Demora da UE nas sanções à Rússia

A UE impôs uma sexta ronda de sanções à Rússia desde a invasão que começou a 24 de fevereiro, altura em que começaram a aparecer grandes divergências dentro do bloco, durante as negociações para o último pacote. Negociações que levaram quase quatro semanas.

A NATO promete mais militares e exercícios para enfrentar a 'nova realidade' da agressão russa. A quantidade de ajuda militar que cada estado-membro forneceu à Ucrânia variou consideravelmente, com a Alemanha a ser fortemente criticada pela resposta inicial lenta, enquanto que o presidente francês Emmanuel Macron irritou profundamente o leste com seu apelo para não humilhar a Rússia.

> _Tarefa proposta 1_
Resuma em duas frases o texto sobre as sanções da UE à Rússia.
> _Tarefa proposta 2_
Segundo o texto sobre as sanções da UE à Rússia, quanto tempo duraram as negociações do último pacote?
> _Tarefa proposta 3_
Escreva a continuação do texto sobre as sanções da UE à Rússia a partir da última frase apresentada.
As linhas não têm qualquer papel nesta atividade.

(Dados de coordenadas da disposição)

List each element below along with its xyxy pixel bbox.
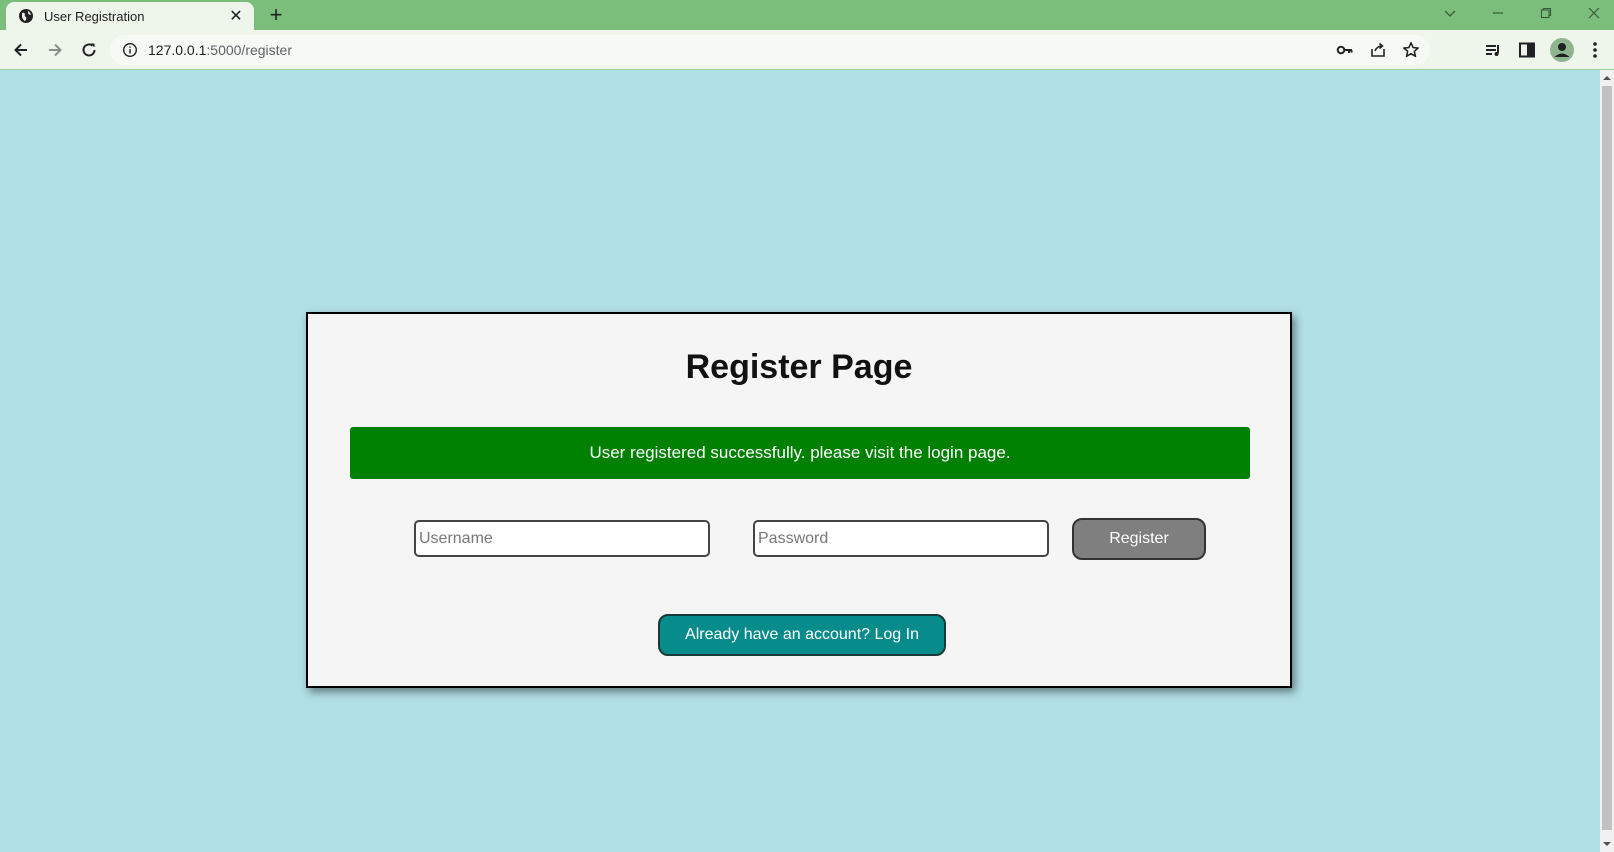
success-alert: User registered successfully. please vis… bbox=[350, 427, 1250, 479]
share-icon[interactable] bbox=[1368, 40, 1388, 60]
scroll-up-icon[interactable] bbox=[1603, 74, 1611, 82]
profile-icon[interactable] bbox=[1549, 37, 1575, 63]
login-link-button[interactable]: Already have an account? Log In bbox=[658, 614, 946, 656]
side-panel-icon[interactable] bbox=[1516, 39, 1538, 61]
browser-tab[interactable]: User Registration ✕ bbox=[6, 2, 254, 30]
minimize-icon[interactable] bbox=[1478, 0, 1518, 26]
tab-title: User Registration bbox=[44, 8, 145, 24]
register-button[interactable]: Register bbox=[1072, 518, 1206, 560]
kebab-menu-icon[interactable] bbox=[1584, 39, 1606, 61]
vertical-scrollbar[interactable] bbox=[1600, 70, 1614, 852]
arrow-left-icon[interactable] bbox=[7, 36, 35, 64]
scroll-down-icon[interactable] bbox=[1603, 840, 1611, 848]
url-path: :5000/register bbox=[206, 42, 292, 58]
close-tab-icon[interactable]: ✕ bbox=[228, 8, 244, 25]
new-tab-button[interactable]: + bbox=[264, 2, 288, 27]
media-queue-icon[interactable] bbox=[1482, 39, 1504, 61]
register-card: Register Page User registered successful… bbox=[306, 312, 1292, 688]
browser-toolbar: 127.0.0.1:5000/register bbox=[0, 30, 1614, 70]
username-input[interactable] bbox=[414, 520, 710, 557]
reload-icon[interactable] bbox=[75, 36, 103, 64]
address-bar[interactable]: 127.0.0.1:5000/register bbox=[110, 35, 1430, 65]
restore-icon[interactable] bbox=[1526, 0, 1566, 26]
key-icon[interactable] bbox=[1335, 40, 1355, 60]
info-icon[interactable] bbox=[122, 42, 138, 58]
scroll-thumb[interactable] bbox=[1602, 86, 1612, 830]
star-icon[interactable] bbox=[1401, 40, 1421, 60]
url-host: 127.0.0.1 bbox=[148, 42, 207, 58]
globe-icon bbox=[19, 9, 33, 23]
arrow-right-icon[interactable] bbox=[41, 36, 69, 64]
tab-search-icon[interactable] bbox=[1430, 0, 1470, 26]
tab-strip: User Registration ✕ + bbox=[0, 0, 1614, 30]
page-title: Register Page bbox=[685, 348, 913, 386]
url-text: 127.0.0.1:5000/register bbox=[148, 42, 292, 58]
password-input[interactable] bbox=[753, 520, 1049, 557]
close-window-icon[interactable] bbox=[1574, 0, 1614, 26]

> _Resposta ao exercício 1_
A UE impôs uma sexta ronda de sanções à Rússia desde a invasão de 24 de fevereiro, e as negociações do último pacote, marcadas por grandes divergências no bloco, levaram quase quatro semanas. A NATO promete mais militares e exercícios, enquanto a ajuda militar dos estados-membros à Ucrânia variou muito, com a Alemanha criticada pela resposta inicial lenta e Macron a irritar o leste ao apelar para não humilhar a Rússia.

> _Resposta ao exercício 2_
Quase quatro semanas.

> _Resposta ao exercício 3_
"A grande questão que estamos a enfrentar no contexto da UE é que houve uma queda significativa na confiança em relação aos governos alemão e francês porque eles não estão a liderar a resposta ocidental a esta guerra e, de facto, estão a hesitar", ao contrário dos EUA e de outros países fora do bloco europeu, disse Loss.

"Isso é exatamente o que está a afundar o apoio europeu para qualquer ideia de soberania de defesa europeia, porque quem lideraria tal esforço se não fosse a França e a Alemanha que neste momento não estão a conseguir carregar essa responsabilidade?", concluiu.